>> start PROVIDED RECORDS

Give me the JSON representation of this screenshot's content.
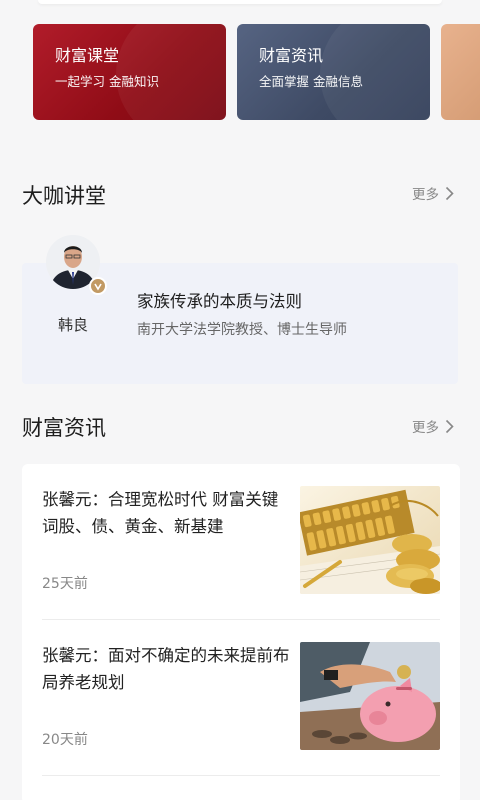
{
  "promo_cards": [
    {
      "title": "财富课堂",
      "subtitle": "一起学习 金融知识"
    },
    {
      "title": "财富资讯",
      "subtitle": "全面掌握 金融信息"
    }
  ],
  "lecture_section": {
    "title": "大咖讲堂",
    "more": "更多",
    "speaker_name": "韩良",
    "lecture_title": "家族传承的本质与法则",
    "speaker_desc": "南开大学法学院教授、博士生导师"
  },
  "news_section": {
    "title": "财富资讯",
    "more": "更多",
    "items": [
      {
        "title": "张馨元：合理宽松时代 财富关键词股、债、黄金、新基建",
        "time": "25天前"
      },
      {
        "title": "张馨元：面对不确定的未来提前布局养老规划",
        "time": "20天前"
      }
    ]
  },
  "colors": {
    "red_card": "#9a1220",
    "blue_card": "#46526d",
    "lecture_bg": "#f0f2f9",
    "badge": "#c29a64"
  }
}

>> end PROVIDED RECORDS

Within the material above, find the lines that contain the word "subtitle"; copy them.

      "subtitle": "一起学习 金融知识"
      "subtitle": "全面掌握 金融信息"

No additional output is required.